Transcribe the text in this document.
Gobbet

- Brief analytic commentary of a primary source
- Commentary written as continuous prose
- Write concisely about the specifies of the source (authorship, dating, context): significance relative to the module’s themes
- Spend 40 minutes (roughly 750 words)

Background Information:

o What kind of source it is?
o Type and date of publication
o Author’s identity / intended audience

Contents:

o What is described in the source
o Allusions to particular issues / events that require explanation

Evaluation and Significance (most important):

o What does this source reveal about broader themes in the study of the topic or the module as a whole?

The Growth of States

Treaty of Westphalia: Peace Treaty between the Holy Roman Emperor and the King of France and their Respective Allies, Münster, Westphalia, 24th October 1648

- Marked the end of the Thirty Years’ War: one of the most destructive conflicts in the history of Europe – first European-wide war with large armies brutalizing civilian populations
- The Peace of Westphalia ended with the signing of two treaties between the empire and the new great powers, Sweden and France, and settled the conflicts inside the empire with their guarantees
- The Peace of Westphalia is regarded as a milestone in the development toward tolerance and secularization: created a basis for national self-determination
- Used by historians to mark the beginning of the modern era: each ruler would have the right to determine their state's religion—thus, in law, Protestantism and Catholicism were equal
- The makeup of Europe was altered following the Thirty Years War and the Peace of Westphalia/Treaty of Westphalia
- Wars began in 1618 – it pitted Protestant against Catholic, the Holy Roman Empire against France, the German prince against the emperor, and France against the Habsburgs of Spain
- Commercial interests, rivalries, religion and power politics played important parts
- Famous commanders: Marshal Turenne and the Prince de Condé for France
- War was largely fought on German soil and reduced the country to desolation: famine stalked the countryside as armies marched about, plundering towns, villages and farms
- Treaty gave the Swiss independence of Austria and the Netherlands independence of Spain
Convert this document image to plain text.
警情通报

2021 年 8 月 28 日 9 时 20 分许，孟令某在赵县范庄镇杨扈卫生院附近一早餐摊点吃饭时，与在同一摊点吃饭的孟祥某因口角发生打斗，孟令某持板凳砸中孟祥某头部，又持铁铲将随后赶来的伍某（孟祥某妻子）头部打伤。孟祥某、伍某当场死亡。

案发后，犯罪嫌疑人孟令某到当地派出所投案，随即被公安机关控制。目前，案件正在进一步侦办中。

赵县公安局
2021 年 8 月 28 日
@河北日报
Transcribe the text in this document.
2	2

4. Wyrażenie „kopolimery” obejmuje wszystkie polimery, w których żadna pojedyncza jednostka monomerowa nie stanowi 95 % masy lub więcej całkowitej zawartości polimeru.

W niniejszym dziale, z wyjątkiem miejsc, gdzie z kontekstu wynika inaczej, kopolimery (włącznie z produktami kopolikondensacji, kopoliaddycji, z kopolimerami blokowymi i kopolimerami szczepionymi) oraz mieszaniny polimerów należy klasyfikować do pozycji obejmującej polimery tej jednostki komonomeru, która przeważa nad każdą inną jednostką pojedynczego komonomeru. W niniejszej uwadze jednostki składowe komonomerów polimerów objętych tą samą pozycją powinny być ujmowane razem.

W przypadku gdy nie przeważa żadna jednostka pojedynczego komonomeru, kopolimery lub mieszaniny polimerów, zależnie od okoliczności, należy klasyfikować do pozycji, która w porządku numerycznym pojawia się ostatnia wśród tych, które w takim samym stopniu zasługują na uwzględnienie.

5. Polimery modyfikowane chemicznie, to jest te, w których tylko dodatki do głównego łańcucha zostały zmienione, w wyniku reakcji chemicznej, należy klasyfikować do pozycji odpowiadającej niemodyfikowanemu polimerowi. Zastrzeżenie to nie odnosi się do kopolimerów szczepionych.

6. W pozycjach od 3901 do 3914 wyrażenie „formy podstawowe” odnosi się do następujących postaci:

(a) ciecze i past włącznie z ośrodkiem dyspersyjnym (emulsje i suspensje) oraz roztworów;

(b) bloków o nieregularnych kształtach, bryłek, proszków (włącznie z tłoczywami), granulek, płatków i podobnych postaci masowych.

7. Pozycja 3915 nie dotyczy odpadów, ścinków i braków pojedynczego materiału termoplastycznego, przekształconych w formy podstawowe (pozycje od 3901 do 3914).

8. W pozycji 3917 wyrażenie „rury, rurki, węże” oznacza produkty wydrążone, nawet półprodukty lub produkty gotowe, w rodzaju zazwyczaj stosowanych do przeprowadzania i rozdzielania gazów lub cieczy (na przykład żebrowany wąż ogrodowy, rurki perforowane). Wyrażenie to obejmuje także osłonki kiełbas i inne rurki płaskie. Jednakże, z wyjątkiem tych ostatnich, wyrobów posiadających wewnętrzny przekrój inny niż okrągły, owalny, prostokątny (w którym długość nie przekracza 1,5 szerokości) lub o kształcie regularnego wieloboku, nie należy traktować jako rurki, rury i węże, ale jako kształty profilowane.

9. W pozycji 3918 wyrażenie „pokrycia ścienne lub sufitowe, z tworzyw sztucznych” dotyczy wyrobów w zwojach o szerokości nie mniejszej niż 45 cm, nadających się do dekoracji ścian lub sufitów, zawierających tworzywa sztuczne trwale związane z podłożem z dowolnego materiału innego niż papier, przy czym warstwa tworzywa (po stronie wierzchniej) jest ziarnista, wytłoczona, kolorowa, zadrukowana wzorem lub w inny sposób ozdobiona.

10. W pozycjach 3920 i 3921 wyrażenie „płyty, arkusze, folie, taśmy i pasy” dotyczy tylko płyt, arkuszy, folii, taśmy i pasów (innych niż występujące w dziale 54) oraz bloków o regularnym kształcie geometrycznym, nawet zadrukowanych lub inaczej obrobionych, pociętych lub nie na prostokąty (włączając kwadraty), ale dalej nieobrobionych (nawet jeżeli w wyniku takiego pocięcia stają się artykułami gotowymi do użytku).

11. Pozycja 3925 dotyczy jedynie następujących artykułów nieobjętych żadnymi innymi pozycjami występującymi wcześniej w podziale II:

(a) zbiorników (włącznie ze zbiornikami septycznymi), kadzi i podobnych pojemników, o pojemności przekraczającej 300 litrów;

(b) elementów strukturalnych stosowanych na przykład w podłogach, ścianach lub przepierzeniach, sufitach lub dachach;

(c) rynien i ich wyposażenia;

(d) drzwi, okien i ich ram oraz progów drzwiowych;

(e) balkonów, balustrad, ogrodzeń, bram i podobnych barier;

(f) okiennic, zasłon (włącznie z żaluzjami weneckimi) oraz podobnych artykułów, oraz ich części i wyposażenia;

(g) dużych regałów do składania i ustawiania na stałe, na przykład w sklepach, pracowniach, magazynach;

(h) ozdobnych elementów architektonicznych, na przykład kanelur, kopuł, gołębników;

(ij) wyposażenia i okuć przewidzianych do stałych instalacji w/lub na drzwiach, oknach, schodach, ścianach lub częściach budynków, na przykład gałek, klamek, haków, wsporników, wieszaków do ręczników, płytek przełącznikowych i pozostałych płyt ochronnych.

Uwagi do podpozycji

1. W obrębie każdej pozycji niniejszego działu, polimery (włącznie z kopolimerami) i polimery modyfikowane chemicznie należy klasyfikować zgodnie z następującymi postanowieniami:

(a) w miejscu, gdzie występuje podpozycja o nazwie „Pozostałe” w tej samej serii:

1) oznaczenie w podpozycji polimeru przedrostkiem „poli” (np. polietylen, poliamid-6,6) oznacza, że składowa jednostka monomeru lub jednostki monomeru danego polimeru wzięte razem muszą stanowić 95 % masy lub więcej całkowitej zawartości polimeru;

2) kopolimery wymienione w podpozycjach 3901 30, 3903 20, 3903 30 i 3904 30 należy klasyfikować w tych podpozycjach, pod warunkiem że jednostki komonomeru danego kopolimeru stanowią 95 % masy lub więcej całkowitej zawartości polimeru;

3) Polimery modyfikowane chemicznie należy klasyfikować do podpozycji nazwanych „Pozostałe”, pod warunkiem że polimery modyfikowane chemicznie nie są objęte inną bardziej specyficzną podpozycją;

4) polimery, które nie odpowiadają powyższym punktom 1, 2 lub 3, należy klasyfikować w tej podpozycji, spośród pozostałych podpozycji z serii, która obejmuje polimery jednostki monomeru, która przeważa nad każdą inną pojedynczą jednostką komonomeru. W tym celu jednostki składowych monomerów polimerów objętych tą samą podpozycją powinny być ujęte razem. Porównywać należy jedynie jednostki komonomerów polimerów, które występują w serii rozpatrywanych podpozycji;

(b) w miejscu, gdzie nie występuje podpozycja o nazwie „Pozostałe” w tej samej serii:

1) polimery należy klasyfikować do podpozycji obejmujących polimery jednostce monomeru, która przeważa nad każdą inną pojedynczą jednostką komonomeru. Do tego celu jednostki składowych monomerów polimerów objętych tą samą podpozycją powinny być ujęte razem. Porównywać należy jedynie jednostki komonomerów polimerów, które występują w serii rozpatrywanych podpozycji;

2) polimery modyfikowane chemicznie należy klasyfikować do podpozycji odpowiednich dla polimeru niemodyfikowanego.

Task to complete: Return each line of the listing that holds the string "wyrobów".

Full output:
8. W pozycji 3917 wyrażenie „rury, rurki, węże” oznacza produkty wydrążone, nawet półprodukty lub produkty gotowe, w rodzaju zazwyczaj stosowanych do przeprowadzania i rozdzielania gazów lub cieczy (na przykład żebrowany wąż ogrodowy, rurki perforowane). Wyrażenie to obejmuje także osłonki kiełbas i inne rurki płaskie. Jednakże, z wyjątkiem tych ostatnich, wyrobów posiadających wewnętrzny przekrój inny niż okrągły, owalny, prostokątny (w którym długość nie przekracza 1,5 szerokości) lub o kształcie regularnego wieloboku, nie należy traktować jako rurki, rury i węże, ale jako kształty profilowane.
9. W pozycji 3918 wyrażenie „pokrycia ścienne lub sufitowe, z tworzyw sztucznych” dotyczy wyrobów w zwojach o szerokości nie mniejszej niż 45 cm, nadających się do dekoracji ścian lub sufitów, zawierających tworzywa sztuczne trwale związane z podłożem z dowolnego materiału innego niż papier, przy czym warstwa tworzywa (po stronie wierzchniej) jest ziarnista, wytłoczona, kolorowa, zadrukowana wzorem lub w inny sposób ozdobiona.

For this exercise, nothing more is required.